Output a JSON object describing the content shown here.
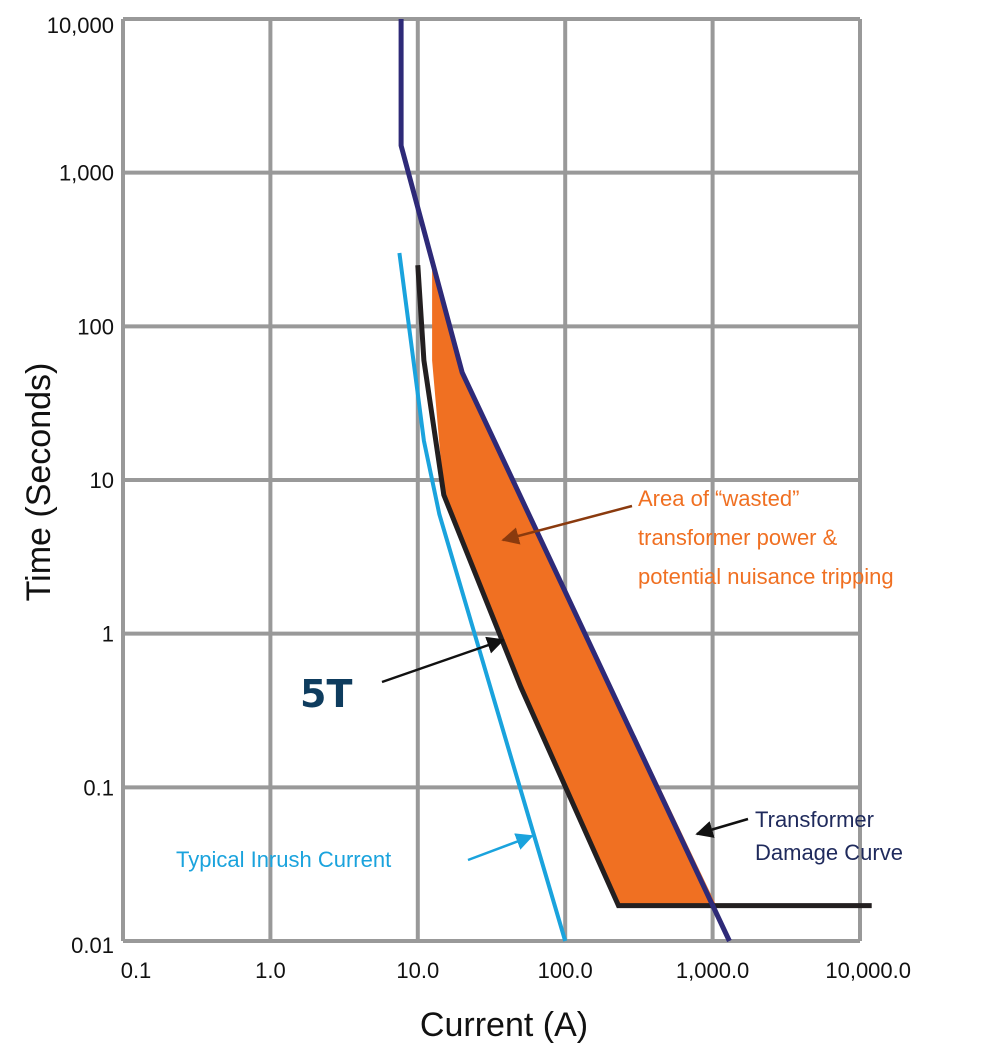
{
  "chart_data": {
    "type": "line",
    "x_scale": "log",
    "y_scale": "log",
    "xlim": [
      0.1,
      10000
    ],
    "ylim": [
      0.01,
      10000
    ],
    "grid": true,
    "xlabel": "Current (A)",
    "ylabel": "Time (Seconds)",
    "x_tick_labels": [
      "0.1",
      "1.0",
      "10.0",
      "100.0",
      "1,000.0",
      "10,000.0"
    ],
    "y_tick_labels": [
      "0.01",
      "0.1",
      "1",
      "10",
      "100",
      "1,000",
      "10,000"
    ],
    "x_ticks": [
      0.1,
      1,
      10,
      100,
      1000,
      10000
    ],
    "y_ticks": [
      0.01,
      0.1,
      1,
      10,
      100,
      1000,
      10000
    ],
    "colors": {
      "grid": "#999999",
      "damage": "#2e2a78",
      "fuse": "#231f20",
      "inrush": "#1aa3dd",
      "area": "#f07022",
      "annotation_area": "#f07022",
      "annotation_area_arrow": "#8a3a0e",
      "annotation_damage": "#1f2a5c",
      "annotation_5t": "#0e3c5e"
    },
    "series": [
      {
        "key": "damage",
        "points": [
          [
            7.7,
            10000
          ],
          [
            7.7,
            1500
          ],
          [
            20,
            50
          ],
          [
            1300,
            0.01
          ]
        ]
      },
      {
        "key": "fuse",
        "points": [
          [
            10,
            250
          ],
          [
            11,
            60
          ],
          [
            15,
            8
          ],
          [
            50,
            0.45
          ],
          [
            230,
            0.017
          ],
          [
            12000,
            0.017
          ]
        ]
      },
      {
        "key": "inrush",
        "points": [
          [
            7.5,
            300
          ],
          [
            11,
            18
          ],
          [
            14,
            6
          ],
          [
            100,
            0.01
          ]
        ]
      }
    ],
    "shaded_area": {
      "label": "Area of “wasted” transformer power & potential nuisance tripping",
      "points": [
        [
          12.5,
          250
        ],
        [
          20,
          50
        ],
        [
          1060,
          0.017
        ],
        [
          230,
          0.017
        ],
        [
          50,
          0.45
        ],
        [
          15,
          8
        ],
        [
          12.5,
          60
        ]
      ]
    },
    "annotations": {
      "area_lines": [
        "Area of “wasted”",
        "transformer power &",
        "potential nuisance tripping"
      ],
      "damage_lines": [
        "Transformer",
        "Damage Curve"
      ],
      "inrush": "Typical Inrush Current",
      "fuse": "5T"
    }
  }
}
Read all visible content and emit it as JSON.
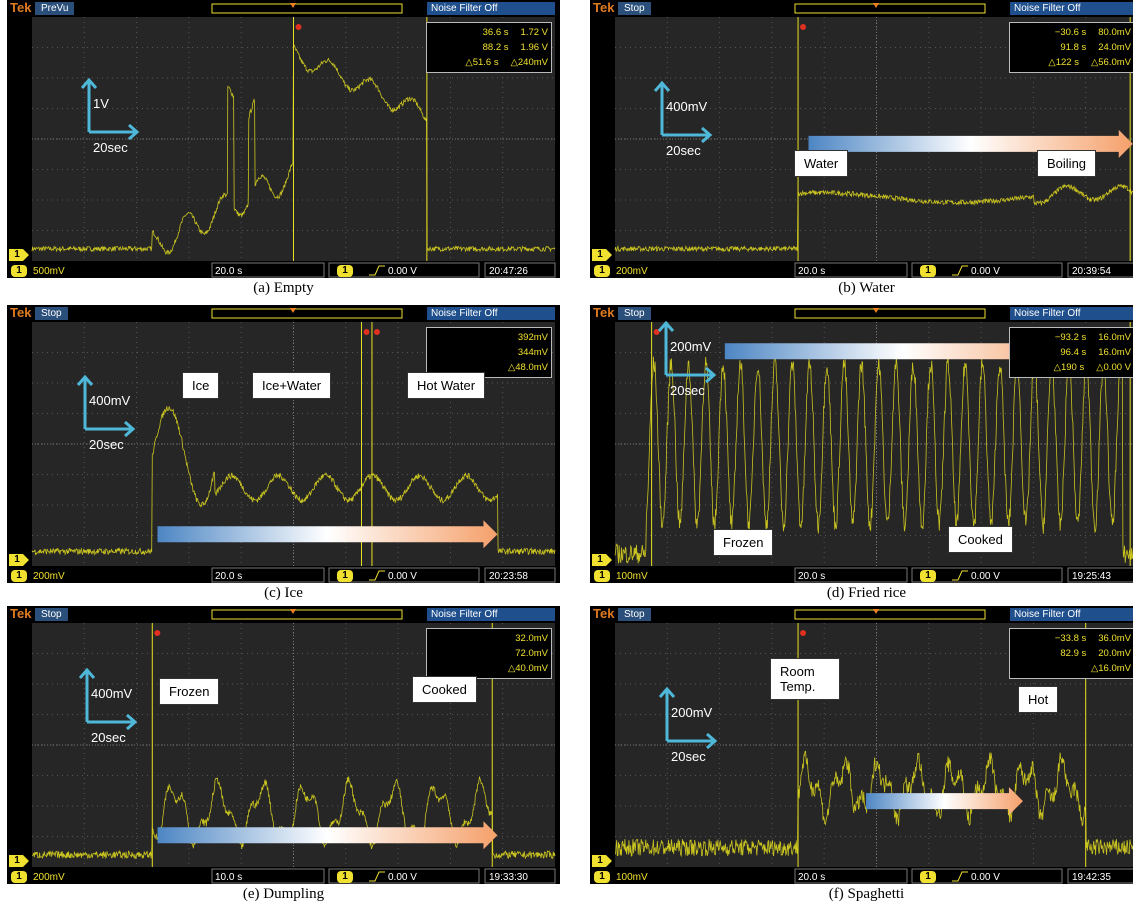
{
  "panels": [
    {
      "brand": "Tek",
      "mode": "PreVu",
      "filter": "Noise Filter Off",
      "readout": [
        [
          "36.6 s",
          "1.72 V"
        ],
        [
          "88.2 s",
          "1.96 V"
        ],
        [
          "△51.6 s",
          "△240mV"
        ]
      ],
      "scale_v": "1V",
      "scale_t": "20sec",
      "labels": [],
      "channel": "1",
      "volts_div": "500mV",
      "time_div": "20.0 s",
      "trigger_level": "0.00 V",
      "clock": "20:47:26",
      "caption": "(a) Empty"
    },
    {
      "brand": "Tek",
      "mode": "Stop",
      "filter": "Noise Filter Off",
      "readout": [
        [
          "−30.6 s",
          "80.0mV"
        ],
        [
          "91.8 s",
          "24.0mV"
        ],
        [
          "△122 s",
          "△56.0mV"
        ]
      ],
      "scale_v": "400mV",
      "scale_t": "20sec",
      "labels": [
        "Water",
        "Boiling"
      ],
      "channel": "1",
      "volts_div": "200mV",
      "time_div": "20.0 s",
      "trigger_level": "0.00 V",
      "clock": "20:39:54",
      "caption": "(b) Water"
    },
    {
      "brand": "Tek",
      "mode": "Stop",
      "filter": "Noise Filter Off",
      "readout": [
        [
          "392mV"
        ],
        [
          "344mV"
        ],
        [
          "△48.0mV"
        ]
      ],
      "scale_v": "400mV",
      "scale_t": "20sec",
      "labels": [
        "Ice",
        "Ice+Water",
        "Hot Water"
      ],
      "channel": "1",
      "volts_div": "200mV",
      "time_div": "20.0 s",
      "trigger_level": "0.00 V",
      "clock": "20:23:58",
      "caption": "(c) Ice"
    },
    {
      "brand": "Tek",
      "mode": "Stop",
      "filter": "Noise Filter Off",
      "readout": [
        [
          "−93.2 s",
          "16.0mV"
        ],
        [
          "96.4 s",
          "16.0mV"
        ],
        [
          "△190 s",
          "△0.00 V"
        ]
      ],
      "scale_v": "200mV",
      "scale_t": "20sec",
      "labels": [
        "Frozen",
        "Cooked"
      ],
      "channel": "1",
      "volts_div": "100mV",
      "time_div": "20.0 s",
      "trigger_level": "0.00 V",
      "clock": "19:25:43",
      "caption": "(d) Fried rice"
    },
    {
      "brand": "Tek",
      "mode": "Stop",
      "filter": "Noise Filter Off",
      "readout": [
        [
          "32.0mV"
        ],
        [
          "72.0mV"
        ],
        [
          "△40.0mV"
        ]
      ],
      "scale_v": "400mV",
      "scale_t": "20sec",
      "labels": [
        "Frozen",
        "Cooked"
      ],
      "channel": "1",
      "volts_div": "200mV",
      "time_div": "10.0 s",
      "trigger_level": "0.00 V",
      "clock": "19:33:30",
      "caption": "(e) Dumpling"
    },
    {
      "brand": "Tek",
      "mode": "Stop",
      "filter": "Noise Filter Off",
      "readout": [
        [
          "−33.8 s",
          "36.0mV"
        ],
        [
          "82.9 s",
          "20.0mV"
        ],
        [
          "△16.0mV"
        ]
      ],
      "scale_v": "200mV",
      "scale_t": "20sec",
      "labels": [
        "Room Temp.",
        "Hot"
      ],
      "channel": "1",
      "volts_div": "100mV",
      "time_div": "20.0 s",
      "trigger_level": "0.00 V",
      "clock": "19:42:35",
      "caption": "(f) Spaghetti"
    }
  ]
}
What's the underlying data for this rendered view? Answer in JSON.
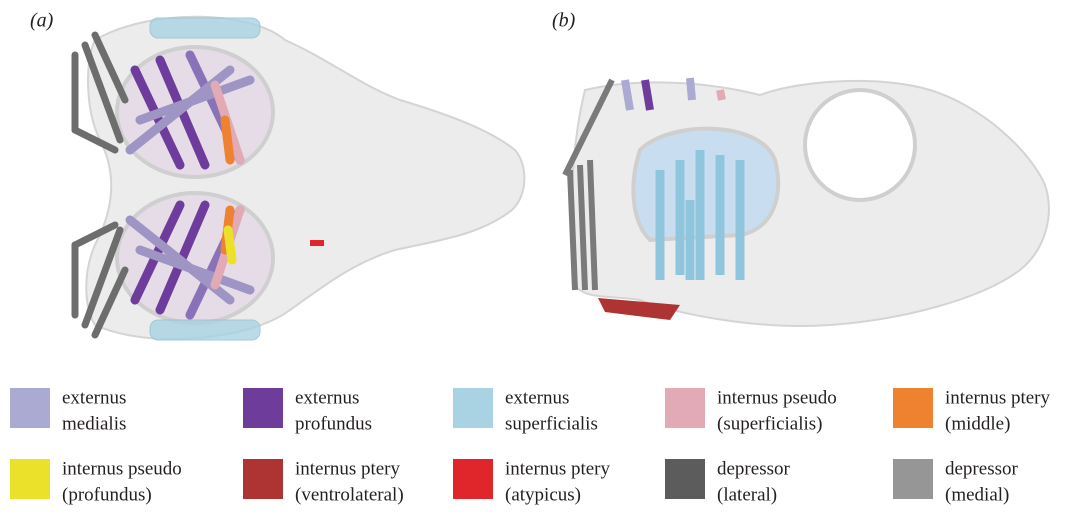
{
  "panels": [
    {
      "label": "(a)"
    },
    {
      "label": "(b)"
    }
  ],
  "legend": [
    {
      "lines": [
        "externus",
        "medialis"
      ],
      "color": "#aaaad2"
    },
    {
      "lines": [
        "externus",
        "profundus"
      ],
      "color": "#6e3c9b"
    },
    {
      "lines": [
        "externus",
        "superficialis"
      ],
      "color": "#a9d3e3"
    },
    {
      "lines": [
        "internus pseudo",
        "(superficialis)"
      ],
      "color": "#e1aab4"
    },
    {
      "lines": [
        "internus ptery",
        "(middle)"
      ],
      "color": "#ee8230"
    },
    {
      "lines": [
        "internus pseudo",
        "(profundus)"
      ],
      "color": "#ece12a"
    },
    {
      "lines": [
        "internus ptery",
        "(ventrolateral)"
      ],
      "color": "#ad3432"
    },
    {
      "lines": [
        "internus ptery",
        "(atypicus)"
      ],
      "color": "#e1262b"
    },
    {
      "lines": [
        "depressor",
        "(lateral)"
      ],
      "color": "#5c5c5c"
    },
    {
      "lines": [
        "depressor",
        "(medial)"
      ],
      "color": "#969696"
    }
  ]
}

--- --- ---

Write every record out again exactly; no pictures belong in the copy.

Output a JSON object describing the content shown here.
{
  "chart_data": {
    "type": "line",
    "x_scale": "log",
    "y_scale": "log",
    "xlim": [
      0.1,
      10000
    ],
    "ylim": [
      0.01,
      10000
    ],
    "grid": true,
    "xlabel": "Current (A)",
    "ylabel": "Time (Seconds)",
    "x_tick_labels": [
      "0.1",
      "1.0",
      "10.0",
      "100.0",
      "1,000.0",
      "10,000.0"
    ],
    "y_tick_labels": [
      "0.01",
      "0.1",
      "1",
      "10",
      "100",
      "1,000",
      "10,000"
    ],
    "x_ticks": [
      0.1,
      1,
      10,
      100,
      1000,
      10000
    ],
    "y_ticks": [
      0.01,
      0.1,
      1,
      10,
      100,
      1000,
      10000
    ],
    "colors": {
      "grid": "#999999",
      "damage": "#2e2a78",
      "fuse": "#231f20",
      "inrush": "#1aa3dd",
      "area": "#f07022",
      "annotation_area": "#f07022",
      "annotation_area_arrow": "#8a3a0e",
      "annotation_damage": "#1f2a5c",
      "annotation_5t": "#0e3c5e"
    },
    "series": [
      {
        "key": "damage",
        "points": [
          [
            7.7,
            10000
          ],
          [
            7.7,
            1500
          ],
          [
            20,
            50
          ],
          [
            1300,
            0.01
          ]
        ]
      },
      {
        "key": "fuse",
        "points": [
          [
            10,
            250
          ],
          [
            11,
            60
          ],
          [
            15,
            8
          ],
          [
            50,
            0.45
          ],
          [
            230,
            0.017
          ],
          [
            12000,
            0.017
          ]
        ]
      },
      {
        "key": "inrush",
        "points": [
          [
            7.5,
            300
          ],
          [
            11,
            18
          ],
          [
            14,
            6
          ],
          [
            100,
            0.01
          ]
        ]
      }
    ],
    "shaded_area": {
      "label": "Area of “wasted” transformer power & potential nuisance tripping",
      "points": [
        [
          12.5,
          250
        ],
        [
          20,
          50
        ],
        [
          1060,
          0.017
        ],
        [
          230,
          0.017
        ],
        [
          50,
          0.45
        ],
        [
          15,
          8
        ],
        [
          12.5,
          60
        ]
      ]
    },
    "annotations": {
      "area_lines": [
        "Area of “wasted”",
        "transformer power &",
        "potential nuisance tripping"
      ],
      "damage_lines": [
        "Transformer",
        "Damage Curve"
      ],
      "inrush": "Typical Inrush Current",
      "fuse": "5T"
    }
  }
}
Read all visible content and emit it as JSON.
{
  "panels": [
    {
      "brand": "Tek",
      "mode": "PreVu",
      "filter": "Noise Filter Off",
      "readout": [
        [
          "36.6 s",
          "1.72 V"
        ],
        [
          "88.2 s",
          "1.96 V"
        ],
        [
          "△51.6 s",
          "△240mV"
        ]
      ],
      "scale_v": "1V",
      "scale_t": "20sec",
      "labels": [],
      "channel": "1",
      "volts_div": "500mV",
      "time_div": "20.0 s",
      "trigger_level": "0.00 V",
      "clock": "20:47:26",
      "caption": "(a) Empty"
    },
    {
      "brand": "Tek",
      "mode": "Stop",
      "filter": "Noise Filter Off",
      "readout": [
        [
          "−30.6 s",
          "80.0mV"
        ],
        [
          "91.8 s",
          "24.0mV"
        ],
        [
          "△122 s",
          "△56.0mV"
        ]
      ],
      "scale_v": "400mV",
      "scale_t": "20sec",
      "labels": [
        "Water",
        "Boiling"
      ],
      "channel": "1",
      "volts_div": "200mV",
      "time_div": "20.0 s",
      "trigger_level": "0.00 V",
      "clock": "20:39:54",
      "caption": "(b) Water"
    },
    {
      "brand": "Tek",
      "mode": "Stop",
      "filter": "Noise Filter Off",
      "readout": [
        [
          "392mV"
        ],
        [
          "344mV"
        ],
        [
          "△48.0mV"
        ]
      ],
      "scale_v": "400mV",
      "scale_t": "20sec",
      "labels": [
        "Ice",
        "Ice+Water",
        "Hot Water"
      ],
      "channel": "1",
      "volts_div": "200mV",
      "time_div": "20.0 s",
      "trigger_level": "0.00 V",
      "clock": "20:23:58",
      "caption": "(c) Ice"
    },
    {
      "brand": "Tek",
      "mode": "Stop",
      "filter": "Noise Filter Off",
      "readout": [
        [
          "−93.2 s",
          "16.0mV"
        ],
        [
          "96.4 s",
          "16.0mV"
        ],
        [
          "△190 s",
          "△0.00 V"
        ]
      ],
      "scale_v": "200mV",
      "scale_t": "20sec",
      "labels": [
        "Frozen",
        "Cooked"
      ],
      "channel": "1",
      "volts_div": "100mV",
      "time_div": "20.0 s",
      "trigger_level": "0.00 V",
      "clock": "19:25:43",
      "caption": "(d) Fried rice"
    },
    {
      "brand": "Tek",
      "mode": "Stop",
      "filter": "Noise Filter Off",
      "readout": [
        [
          "32.0mV"
        ],
        [
          "72.0mV"
        ],
        [
          "△40.0mV"
        ]
      ],
      "scale_v": "400mV",
      "scale_t": "20sec",
      "labels": [
        "Frozen",
        "Cooked"
      ],
      "channel": "1",
      "volts_div": "200mV",
      "time_div": "10.0 s",
      "trigger_level": "0.00 V",
      "clock": "19:33:30",
      "caption": "(e) Dumpling"
    },
    {
      "brand": "Tek",
      "mode": "Stop",
      "filter": "Noise Filter Off",
      "readout": [
        [
          "−33.8 s",
          "36.0mV"
        ],
        [
          "82.9 s",
          "20.0mV"
        ],
        [
          "△16.0mV"
        ]
      ],
      "scale_v": "200mV",
      "scale_t": "20sec",
      "labels": [
        "Room Temp.",
        "Hot"
      ],
      "channel": "1",
      "volts_div": "100mV",
      "time_div": "20.0 s",
      "trigger_level": "0.00 V",
      "clock": "19:42:35",
      "caption": "(f) Spaghetti"
    }
  ]
}
What's the underlying data for this rendered view? Answer in JSON.
{
  "panels": [
    {
      "label": "(a)"
    },
    {
      "label": "(b)"
    }
  ],
  "legend": [
    {
      "lines": [
        "externus",
        "medialis"
      ],
      "color": "#aaaad2"
    },
    {
      "lines": [
        "externus",
        "profundus"
      ],
      "color": "#6e3c9b"
    },
    {
      "lines": [
        "externus",
        "superficialis"
      ],
      "color": "#a9d3e3"
    },
    {
      "lines": [
        "internus pseudo",
        "(superficialis)"
      ],
      "color": "#e1aab4"
    },
    {
      "lines": [
        "internus ptery",
        "(middle)"
      ],
      "color": "#ee8230"
    },
    {
      "lines": [
        "internus pseudo",
        "(profundus)"
      ],
      "color": "#ece12a"
    },
    {
      "lines": [
        "internus ptery",
        "(ventrolateral)"
      ],
      "color": "#ad3432"
    },
    {
      "lines": [
        "internus ptery",
        "(atypicus)"
      ],
      "color": "#e1262b"
    },
    {
      "lines": [
        "depressor",
        "(lateral)"
      ],
      "color": "#5c5c5c"
    },
    {
      "lines": [
        "depressor",
        "(medial)"
      ],
      "color": "#969696"
    }
  ]
}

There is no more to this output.